--- Problem requirements ---
Write out as a numbered list the lines from the one containing "point-training — [210, 457, 219, 466]" through the one containing "point-test — [531, 395, 540, 404]", and omit any blank lines.

>> begin

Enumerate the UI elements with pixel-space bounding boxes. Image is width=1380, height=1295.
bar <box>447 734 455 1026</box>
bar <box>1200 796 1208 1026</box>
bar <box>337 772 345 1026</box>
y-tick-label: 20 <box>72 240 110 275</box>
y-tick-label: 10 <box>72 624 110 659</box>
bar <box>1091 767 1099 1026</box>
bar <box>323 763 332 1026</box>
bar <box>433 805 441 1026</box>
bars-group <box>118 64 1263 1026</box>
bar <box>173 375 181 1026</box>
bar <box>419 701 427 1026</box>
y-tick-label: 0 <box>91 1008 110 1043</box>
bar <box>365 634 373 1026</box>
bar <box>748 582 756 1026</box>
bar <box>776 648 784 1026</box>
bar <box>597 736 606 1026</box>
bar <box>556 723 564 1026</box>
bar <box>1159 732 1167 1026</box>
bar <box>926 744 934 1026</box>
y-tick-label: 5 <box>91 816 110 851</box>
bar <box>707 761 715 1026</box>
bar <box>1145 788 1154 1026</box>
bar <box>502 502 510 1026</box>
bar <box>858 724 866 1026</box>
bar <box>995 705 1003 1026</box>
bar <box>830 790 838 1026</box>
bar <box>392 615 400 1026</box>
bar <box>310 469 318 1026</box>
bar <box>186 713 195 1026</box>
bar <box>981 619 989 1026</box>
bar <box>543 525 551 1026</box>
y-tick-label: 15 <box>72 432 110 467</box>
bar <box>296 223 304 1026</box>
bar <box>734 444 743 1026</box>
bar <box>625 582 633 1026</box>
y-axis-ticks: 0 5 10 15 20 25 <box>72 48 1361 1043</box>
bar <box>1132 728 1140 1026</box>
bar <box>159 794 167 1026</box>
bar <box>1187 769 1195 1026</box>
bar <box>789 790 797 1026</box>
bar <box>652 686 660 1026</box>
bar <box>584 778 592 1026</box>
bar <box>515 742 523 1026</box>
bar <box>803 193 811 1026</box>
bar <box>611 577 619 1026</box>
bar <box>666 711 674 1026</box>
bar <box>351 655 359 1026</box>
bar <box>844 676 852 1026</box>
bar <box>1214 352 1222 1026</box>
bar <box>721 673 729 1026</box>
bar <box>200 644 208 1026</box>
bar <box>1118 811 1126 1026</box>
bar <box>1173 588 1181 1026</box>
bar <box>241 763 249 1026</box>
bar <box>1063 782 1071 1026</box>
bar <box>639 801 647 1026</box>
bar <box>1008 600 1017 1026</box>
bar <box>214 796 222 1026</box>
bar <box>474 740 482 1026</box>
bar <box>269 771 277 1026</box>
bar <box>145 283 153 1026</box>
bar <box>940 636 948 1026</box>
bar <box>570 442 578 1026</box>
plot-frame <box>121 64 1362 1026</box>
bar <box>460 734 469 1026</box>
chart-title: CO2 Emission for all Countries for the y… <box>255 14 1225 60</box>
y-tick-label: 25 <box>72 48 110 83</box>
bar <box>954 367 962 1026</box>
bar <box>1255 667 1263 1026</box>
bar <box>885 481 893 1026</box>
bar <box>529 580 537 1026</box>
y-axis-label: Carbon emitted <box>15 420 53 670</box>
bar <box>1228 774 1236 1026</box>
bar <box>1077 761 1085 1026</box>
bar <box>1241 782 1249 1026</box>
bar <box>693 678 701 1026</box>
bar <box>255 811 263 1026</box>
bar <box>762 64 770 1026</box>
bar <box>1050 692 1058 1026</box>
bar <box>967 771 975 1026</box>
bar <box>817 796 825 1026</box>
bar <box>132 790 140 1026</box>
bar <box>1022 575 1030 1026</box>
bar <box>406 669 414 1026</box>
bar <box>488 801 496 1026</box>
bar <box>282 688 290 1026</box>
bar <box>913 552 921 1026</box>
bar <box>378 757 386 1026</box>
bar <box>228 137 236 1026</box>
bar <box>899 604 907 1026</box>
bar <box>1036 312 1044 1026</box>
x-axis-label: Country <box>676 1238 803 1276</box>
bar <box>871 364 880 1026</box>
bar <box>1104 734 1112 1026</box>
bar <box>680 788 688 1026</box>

>> end
>> begin

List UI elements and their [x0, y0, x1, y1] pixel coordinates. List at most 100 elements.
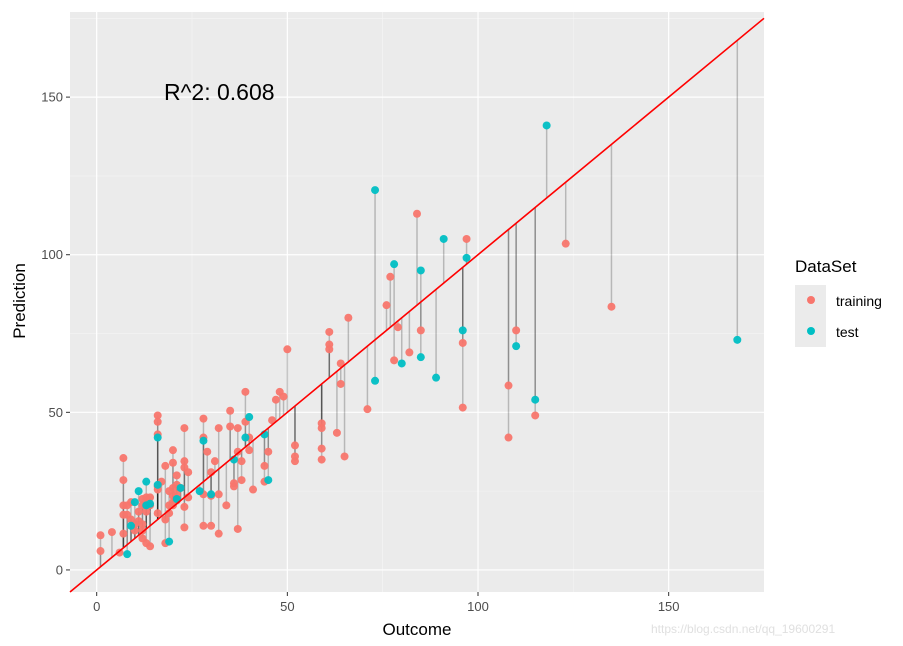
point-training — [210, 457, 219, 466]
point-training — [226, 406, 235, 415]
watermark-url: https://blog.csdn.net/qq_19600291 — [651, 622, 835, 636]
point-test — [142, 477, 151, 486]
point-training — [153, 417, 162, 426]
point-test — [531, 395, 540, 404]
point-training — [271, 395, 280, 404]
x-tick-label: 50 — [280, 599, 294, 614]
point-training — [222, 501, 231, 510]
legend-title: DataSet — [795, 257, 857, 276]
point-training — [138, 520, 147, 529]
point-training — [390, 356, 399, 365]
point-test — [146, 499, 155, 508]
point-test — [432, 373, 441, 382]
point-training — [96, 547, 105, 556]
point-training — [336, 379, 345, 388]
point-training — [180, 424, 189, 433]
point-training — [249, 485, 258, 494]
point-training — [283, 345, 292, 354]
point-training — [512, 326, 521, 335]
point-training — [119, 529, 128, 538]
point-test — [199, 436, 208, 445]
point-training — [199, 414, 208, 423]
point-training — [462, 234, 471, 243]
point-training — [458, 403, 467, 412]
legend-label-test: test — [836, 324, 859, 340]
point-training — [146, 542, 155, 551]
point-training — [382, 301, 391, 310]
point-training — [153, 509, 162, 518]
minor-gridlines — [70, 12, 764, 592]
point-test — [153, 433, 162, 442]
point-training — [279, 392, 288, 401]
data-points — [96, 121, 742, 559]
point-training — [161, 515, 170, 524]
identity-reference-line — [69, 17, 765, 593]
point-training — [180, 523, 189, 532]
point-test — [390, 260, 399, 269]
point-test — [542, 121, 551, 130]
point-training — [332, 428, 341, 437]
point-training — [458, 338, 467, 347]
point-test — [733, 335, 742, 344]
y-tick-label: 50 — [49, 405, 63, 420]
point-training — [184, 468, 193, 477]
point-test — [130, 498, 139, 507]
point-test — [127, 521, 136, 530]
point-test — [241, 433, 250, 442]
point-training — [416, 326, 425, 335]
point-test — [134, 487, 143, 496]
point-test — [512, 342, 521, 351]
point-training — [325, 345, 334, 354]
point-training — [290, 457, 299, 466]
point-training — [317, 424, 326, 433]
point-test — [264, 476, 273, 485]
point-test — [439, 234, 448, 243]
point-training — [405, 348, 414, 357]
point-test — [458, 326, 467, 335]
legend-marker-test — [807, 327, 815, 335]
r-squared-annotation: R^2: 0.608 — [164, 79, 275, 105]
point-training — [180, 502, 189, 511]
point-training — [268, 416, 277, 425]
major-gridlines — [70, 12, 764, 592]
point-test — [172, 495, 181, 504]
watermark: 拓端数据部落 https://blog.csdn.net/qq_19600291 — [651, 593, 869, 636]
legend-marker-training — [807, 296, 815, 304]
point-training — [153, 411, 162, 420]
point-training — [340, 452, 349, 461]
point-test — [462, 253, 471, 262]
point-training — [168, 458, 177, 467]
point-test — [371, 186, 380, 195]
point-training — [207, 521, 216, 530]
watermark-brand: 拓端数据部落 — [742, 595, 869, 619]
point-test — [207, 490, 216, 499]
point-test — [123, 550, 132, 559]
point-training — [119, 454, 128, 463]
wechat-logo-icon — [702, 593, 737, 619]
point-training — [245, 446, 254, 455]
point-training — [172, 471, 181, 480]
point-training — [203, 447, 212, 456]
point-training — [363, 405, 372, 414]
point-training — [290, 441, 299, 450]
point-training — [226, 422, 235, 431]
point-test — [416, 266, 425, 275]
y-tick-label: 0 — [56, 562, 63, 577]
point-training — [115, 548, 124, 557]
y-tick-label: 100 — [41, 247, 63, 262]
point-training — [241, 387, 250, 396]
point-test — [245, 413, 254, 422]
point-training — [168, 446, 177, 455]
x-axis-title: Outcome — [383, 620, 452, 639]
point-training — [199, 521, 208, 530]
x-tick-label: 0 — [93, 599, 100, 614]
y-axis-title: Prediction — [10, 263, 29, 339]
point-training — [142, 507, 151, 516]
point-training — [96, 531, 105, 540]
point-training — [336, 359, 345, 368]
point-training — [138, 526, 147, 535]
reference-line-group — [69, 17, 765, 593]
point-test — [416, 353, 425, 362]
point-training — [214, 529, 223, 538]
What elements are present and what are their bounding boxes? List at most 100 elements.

>> end

--- Reply to the task ---
1. point-training — [210, 457, 219, 466]
2. point-training — [226, 406, 235, 415]
3. watermark-url: https://blog.csdn.net/qq_19600291 — [651, 622, 835, 636]
4. point-test — [142, 477, 151, 486]
5. point-training — [153, 417, 162, 426]
6. point-test — [531, 395, 540, 404]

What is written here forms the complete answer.